-- Start of Material for the task --

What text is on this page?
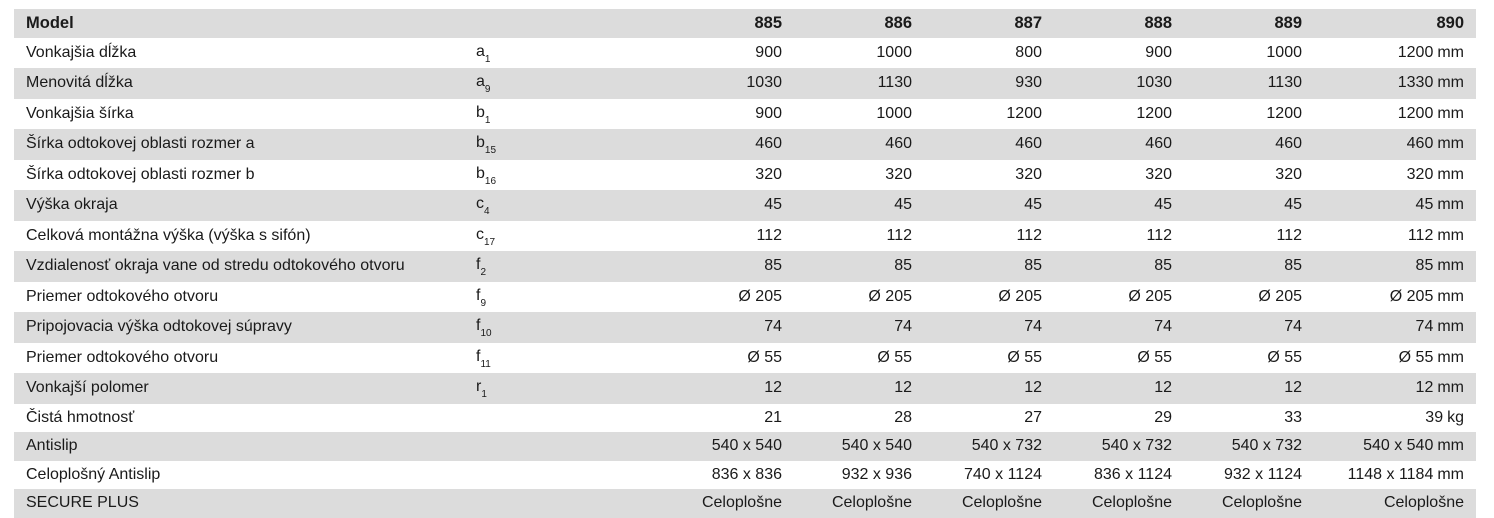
Model		885	886	887	888	889	890
Vonkajšia dĺžka	$a_1$	900	1000	800	900	1000	1200 mm
Menovitá dĺžka	$a_9$	1030	1130	930	1030	1130	1330 mm
Vonkajšia šírka	$b_1$	900	1000	1200	1200	1200	1200 mm
Šírka odtokovej oblasti rozmer a	$b_{15}$	460	460	460	460	460	460 mm
Šírka odtokovej oblasti rozmer b	$b_{16}$	320	320	320	320	320	320 mm
Výška okraja	$c_4$	45	45	45	45	45	45 mm
Celková montážna výška (výška s sifón)	$c_{17}$	112	112	112	112	112	112 mm
Vzdialenosť okraja vane od stredu odtokového otvoru	$f_2$	85	85	85	85	85	85 mm
Priemer odtokového otvoru	$f_9$	Ø 205	Ø 205	Ø 205	Ø 205	Ø 205	Ø 205 mm
Pripojovacia výška odtokovej súpravy	$f_{10}$	74	74	74	74	74	74 mm
Priemer odtokového otvoru	$f_{11}$	Ø 55	Ø 55	Ø 55	Ø 55	Ø 55	Ø 55 mm
Vonkajší polomer	$r_1$	12	12	12	12	12	12 mm
Čistá hmotnosť		21	28	27	29	33	39 kg
Antislip		540 x 540	540 x 540	540 x 732	540 x 732	540 x 732	540 x 540 mm
Celoplošný Antislip		836 x 836	932 x 936	740 x 1124	836 x 1124	932 x 1124	1148 x 1184 mm
SECURE PLUS		Celoplošne	Celoplošne	Celoplošne	Celoplošne	Celoplošne	Celoplošne
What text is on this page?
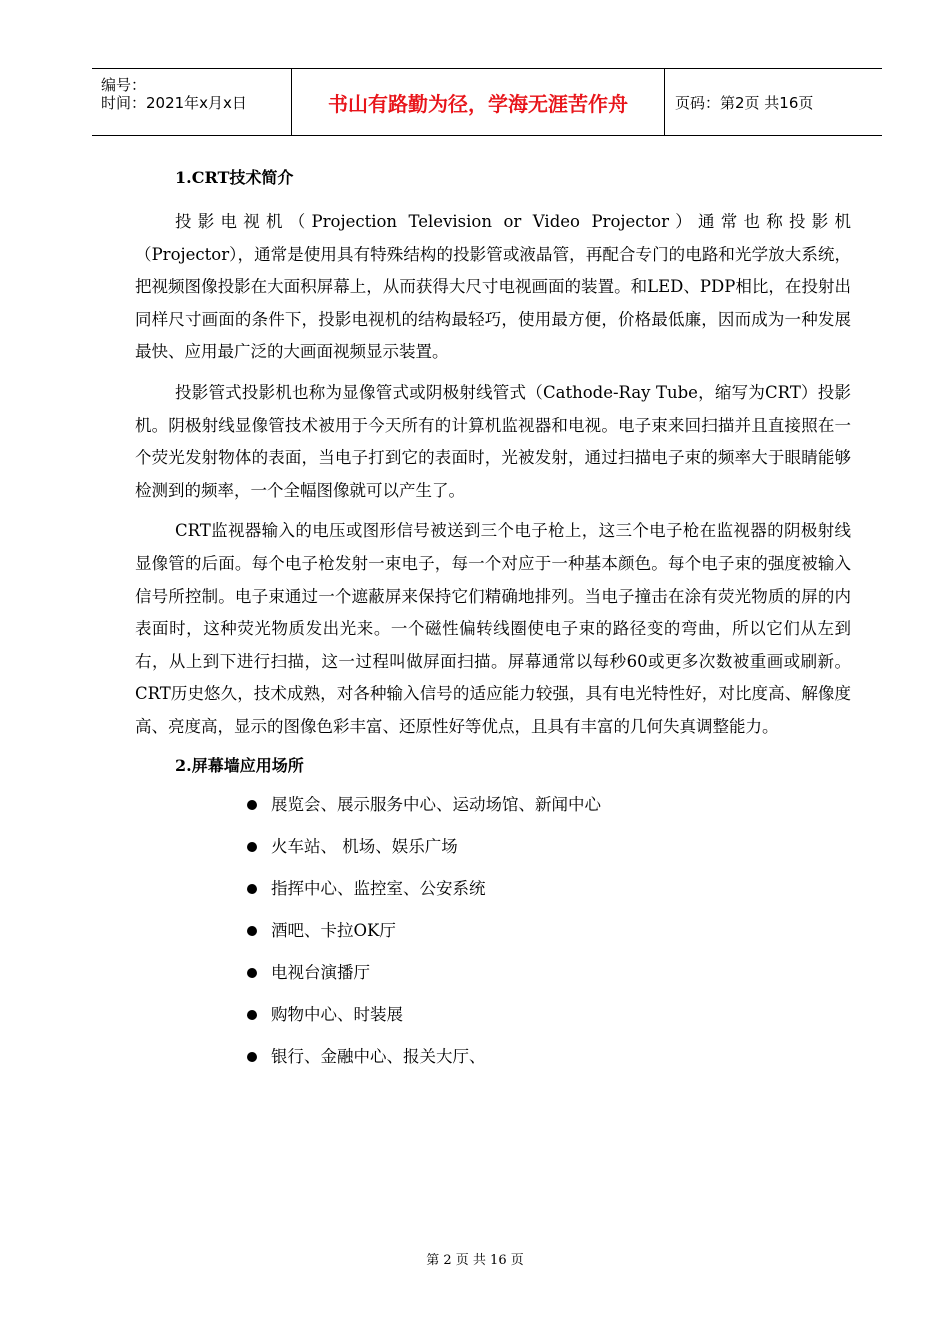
编号：
时间：2021年x月x日	书山有路勤为径，学海无涯苦作舟	页码：第2页 共16页
1.CRT技术简介

投影电视机（Projection Television or Video Projector）通常也称投影机（Projector），通常是使用具有特殊结构的投影管或液晶管，再配合专门的电路和光学放大系统，把视频图像投影在大面积屏幕上，从而获得大尺寸电视画面的装置。和LED、PDP相比，在投射出同样尺寸画面的条件下，投影电视机的结构最轻巧，使用最方便，价格最低廉，因而成为一种发展最快、应用最广泛的大画面视频显示装置。

投影管式投影机也称为显像管式或阴极射线管式（Cathode-Ray Tube，缩写为CRT）投影机。阴极射线显像管技术被用于今天所有的计算机监视器和电视。电子束来回扫描并且直接照在一个荧光发射物体的表面，当电子打到它的表面时，光被发射，通过扫描电子束的频率大于眼睛能够检测到的频率，一个全幅图像就可以产生了。

CRT监视器输入的电压或图形信号被送到三个电子枪上，这三个电子枪在监视器的阴极射线显像管的后面。每个电子枪发射一束电子，每一个对应于一种基本颜色。每个电子束的强度被输入信号所控制。电子束通过一个遮蔽屏来保持它们精确地排列。当电子撞击在涂有荧光物质的屏的内表面时，这种荧光物质发出光来。一个磁性偏转线圈使电子束的路径变的弯曲，所以它们从左到右，从上到下进行扫描，这一过程叫做屏面扫描。屏幕通常以每秒60或更多次数被重画或刷新。CRT历史悠久，技术成熟，对各种输入信号的适应能力较强，具有电光特性好，对比度高、解像度高、亮度高，显示的图像色彩丰富、还原性好等优点，且具有丰富的几何失真调整能力。

2.屏幕墙应用场所
展览会、展示服务中心、运动场馆、新闻中心
火车站、 机场、娱乐广场
指挥中心、监控室、公安系统
酒吧、卡拉OK厅
电视台演播厅
购物中心、时装展
银行、金融中心、报关大厅、
第 2 页 共 16 页
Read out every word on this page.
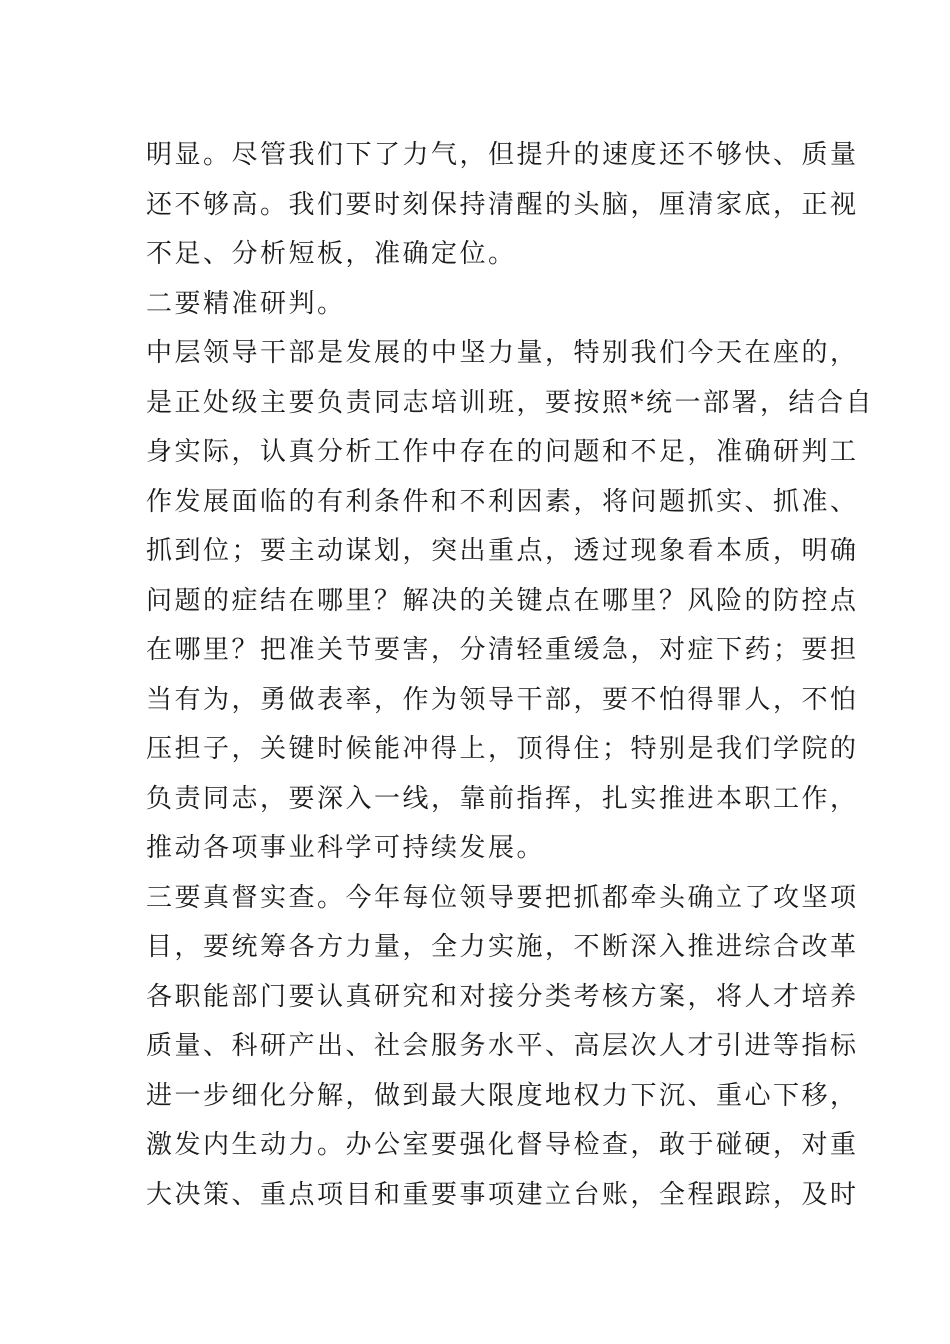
明显。尽管我们下了力气，但提升的速度还不够快、质量
还不够高。我们要时刻保持清醒的头脑，厘清家底，正视
不足、分析短板，准确定位。
二要精准研判。
中层领导干部是发展的中坚力量，特别我们今天在座的，
是正处级主要负责同志培训班，要按照*统一部署，结合自
身实际，认真分析工作中存在的问题和不足，准确研判工
作发展面临的有利条件和不利因素，将问题抓实、抓准、
抓到位；要主动谋划，突出重点，透过现象看本质，明确
问题的症结在哪里？解决的关键点在哪里？风险的防控点
在哪里？把准关节要害，分清轻重缓急，对症下药；要担
当有为，勇做表率，作为领导干部，要不怕得罪人，不怕
压担子，关键时候能冲得上，顶得住；特别是我们学院的
负责同志，要深入一线，靠前指挥，扎实推进本职工作，
推动各项事业科学可持续发展。
三要真督实查。今年每位领导要把抓都牵头确立了攻坚项
目，要统筹各方力量，全力实施，不断深入推进综合改革
各职能部门要认真研究和对接分类考核方案，将人才培养
质量、科研产出、社会服务水平、高层次人才引进等指标
进一步细化分解，做到最大限度地权力下沉、重心下移，
激发内生动力。办公室要强化督导检查，敢于碰硬，对重
大决策、重点项目和重要事项建立台账，全程跟踪，及时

-- End of Material for the task --

## Stated goal:
Drop the images and repeat the data exactly.

## Written solution:
What text is on this page?
Model		885	886	887	888	889	890
Vonkajšia dĺžka	$a_1$	900	1000	800	900	1000	1200 mm
Menovitá dĺžka	$a_9$	1030	1130	930	1030	1130	1330 mm
Vonkajšia šírka	$b_1$	900	1000	1200	1200	1200	1200 mm
Šírka odtokovej oblasti rozmer a	$b_{15}$	460	460	460	460	460	460 mm
Šírka odtokovej oblasti rozmer b	$b_{16}$	320	320	320	320	320	320 mm
Výška okraja	$c_4$	45	45	45	45	45	45 mm
Celková montážna výška (výška s sifón)	$c_{17}$	112	112	112	112	112	112 mm
Vzdialenosť okraja vane od stredu odtokového otvoru	$f_2$	85	85	85	85	85	85 mm
Priemer odtokového otvoru	$f_9$	Ø 205	Ø 205	Ø 205	Ø 205	Ø 205	Ø 205 mm
Pripojovacia výška odtokovej súpravy	$f_{10}$	74	74	74	74	74	74 mm
Priemer odtokového otvoru	$f_{11}$	Ø 55	Ø 55	Ø 55	Ø 55	Ø 55	Ø 55 mm
Vonkajší polomer	$r_1$	12	12	12	12	12	12 mm
Čistá hmotnosť		21	28	27	29	33	39 kg
Antislip		540 x 540	540 x 540	540 x 732	540 x 732	540 x 732	540 x 540 mm
Celoplošný Antislip		836 x 836	932 x 936	740 x 1124	836 x 1124	932 x 1124	1148 x 1184 mm
SECURE PLUS		Celoplošne	Celoplošne	Celoplošne	Celoplošne	Celoplošne	Celoplošne
What text is on this page?
编号：
时间：2021年x月x日	书山有路勤为径，学海无涯苦作舟	页码：第2页 共16页
1.CRT技术简介

投影电视机（Projection Television or Video Projector）通常也称投影机（Projector），通常是使用具有特殊结构的投影管或液晶管，再配合专门的电路和光学放大系统，把视频图像投影在大面积屏幕上，从而获得大尺寸电视画面的装置。和LED、PDP相比，在投射出同样尺寸画面的条件下，投影电视机的结构最轻巧，使用最方便，价格最低廉，因而成为一种发展最快、应用最广泛的大画面视频显示装置。

投影管式投影机也称为显像管式或阴极射线管式（Cathode-Ray Tube，缩写为CRT）投影机。阴极射线显像管技术被用于今天所有的计算机监视器和电视。电子束来回扫描并且直接照在一个荧光发射物体的表面，当电子打到它的表面时，光被发射，通过扫描电子束的频率大于眼睛能够检测到的频率，一个全幅图像就可以产生了。

CRT监视器输入的电压或图形信号被送到三个电子枪上，这三个电子枪在监视器的阴极射线显像管的后面。每个电子枪发射一束电子，每一个对应于一种基本颜色。每个电子束的强度被输入信号所控制。电子束通过一个遮蔽屏来保持它们精确地排列。当电子撞击在涂有荧光物质的屏的内表面时，这种荧光物质发出光来。一个磁性偏转线圈使电子束的路径变的弯曲，所以它们从左到右，从上到下进行扫描，这一过程叫做屏面扫描。屏幕通常以每秒60或更多次数被重画或刷新。CRT历史悠久，技术成熟，对各种输入信号的适应能力较强，具有电光特性好，对比度高、解像度高、亮度高，显示的图像色彩丰富、还原性好等优点，且具有丰富的几何失真调整能力。

2.屏幕墙应用场所
展览会、展示服务中心、运动场馆、新闻中心
火车站、 机场、娱乐广场
指挥中心、监控室、公安系统
酒吧、卡拉OK厅
电视台演播厅
购物中心、时装展
银行、金融中心、报关大厅、
第 2 页 共 16 页
Read out every word on this page.
明显。尽管我们下了力气，但提升的速度还不够快、质量
还不够高。我们要时刻保持清醒的头脑，厘清家底，正视
不足、分析短板，准确定位。
二要精准研判。
中层领导干部是发展的中坚力量，特别我们今天在座的，
是正处级主要负责同志培训班，要按照*统一部署，结合自
身实际，认真分析工作中存在的问题和不足，准确研判工
作发展面临的有利条件和不利因素，将问题抓实、抓准、
抓到位；要主动谋划，突出重点，透过现象看本质，明确
问题的症结在哪里？解决的关键点在哪里？风险的防控点
在哪里？把准关节要害，分清轻重缓急，对症下药；要担
当有为，勇做表率，作为领导干部，要不怕得罪人，不怕
压担子，关键时候能冲得上，顶得住；特别是我们学院的
负责同志，要深入一线，靠前指挥，扎实推进本职工作，
推动各项事业科学可持续发展。
三要真督实查。今年每位领导要把抓都牵头确立了攻坚项
目，要统筹各方力量，全力实施，不断深入推进综合改革
各职能部门要认真研究和对接分类考核方案，将人才培养
质量、科研产出、社会服务水平、高层次人才引进等指标
进一步细化分解，做到最大限度地权力下沉、重心下移，
激发内生动力。办公室要强化督导检查，敢于碰硬，对重
大决策、重点项目和重要事项建立台账，全程跟踪，及时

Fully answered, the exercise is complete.